[Dataset records]
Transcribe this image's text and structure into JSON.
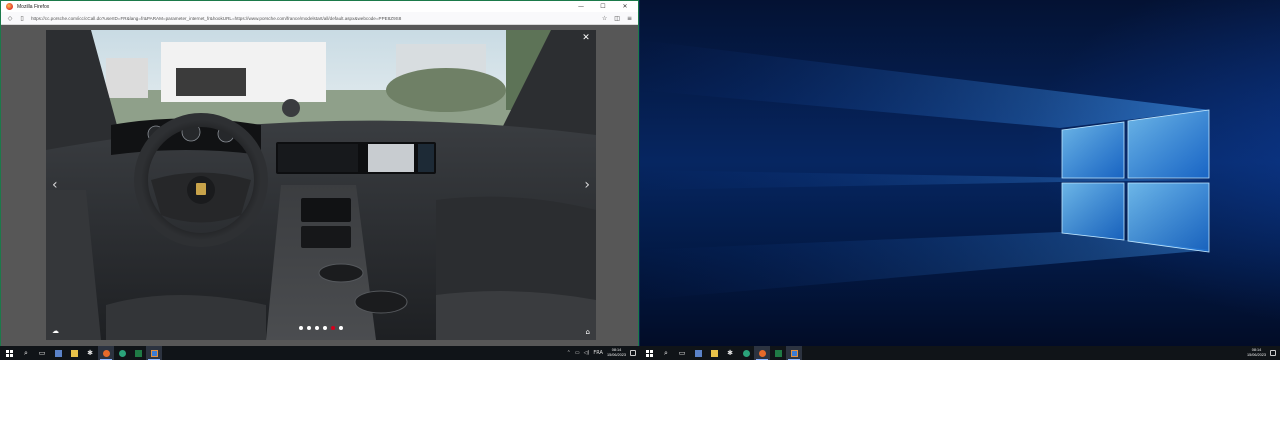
{
  "browser": {
    "title": "Mozilla Firefox",
    "url": "https://cc.porsche.com/icc/cCall.do?userID=FR&lang=fr&PARAM=parameter_internet_fr&hookURL=https://www.porsche.com/france/modelstart/all/default.aspx&webcode=PPE8Z9S8",
    "url_domain": "porsche.com"
  },
  "viewer": {
    "close_glyph": "✕",
    "prev_glyph": "‹",
    "next_glyph": "›",
    "dots": [
      false,
      false,
      false,
      false,
      true,
      false
    ],
    "corner_left_glyph": "☁",
    "corner_right_glyph": "⌂"
  },
  "taskbar_left": {
    "tray_language": "FRA",
    "time": "08:14",
    "date": "15/06/2023"
  },
  "taskbar_right": {
    "time": "08:14",
    "date": "15/06/2023"
  },
  "colors": {
    "taskbar_bg": "#101418",
    "accent_red": "#d5001c",
    "window_border": "#1b7a4a"
  }
}
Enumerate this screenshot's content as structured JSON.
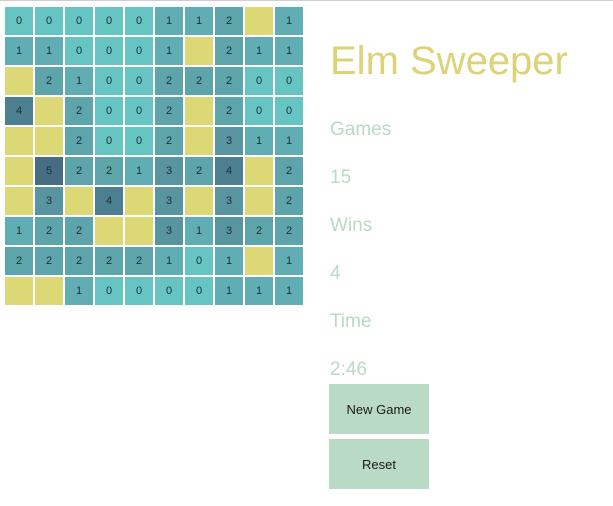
{
  "title": "Elm Sweeper",
  "stats": {
    "games_label": "Games",
    "games_value": "15",
    "wins_label": "Wins",
    "wins_value": "4",
    "time_label": "Time",
    "time_value": "2:46"
  },
  "buttons": {
    "new_game": "New Game",
    "reset": "Reset"
  },
  "colors": {
    "covered": "#dcd876",
    "count_0": "#66c4c3",
    "count_1": "#60aeb3",
    "count_2": "#5ea4ab",
    "count_3": "#5895a0",
    "count_4": "#4c7f90",
    "count_5": "#466d82"
  },
  "board": [
    [
      "0",
      "0",
      "0",
      "0",
      "0",
      "1",
      "1",
      "2",
      "",
      "1"
    ],
    [
      "1",
      "1",
      "0",
      "0",
      "0",
      "1",
      "",
      "2",
      "1",
      "1"
    ],
    [
      "",
      "2",
      "1",
      "0",
      "0",
      "2",
      "2",
      "2",
      "0",
      "0"
    ],
    [
      "4",
      "",
      "2",
      "0",
      "0",
      "2",
      "",
      "2",
      "0",
      "0"
    ],
    [
      "",
      "",
      "2",
      "0",
      "0",
      "2",
      "",
      "3",
      "1",
      "1"
    ],
    [
      "",
      "5",
      "2",
      "2",
      "1",
      "3",
      "2",
      "4",
      "",
      "2"
    ],
    [
      "",
      "3",
      "",
      "4",
      "",
      "3",
      "",
      "3",
      "",
      "2"
    ],
    [
      "1",
      "2",
      "2",
      "",
      "",
      "3",
      "1",
      "3",
      "2",
      "2"
    ],
    [
      "2",
      "2",
      "2",
      "2",
      "2",
      "1",
      "0",
      "1",
      "",
      "1"
    ],
    [
      "",
      "",
      "1",
      "0",
      "0",
      "0",
      "0",
      "1",
      "1",
      "1"
    ]
  ]
}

• Task to complete: Find each line with the string "title" and copy it out.

• The reply:
    "title": "Mozilla Firefox",
  "title": "Elm Sweeper",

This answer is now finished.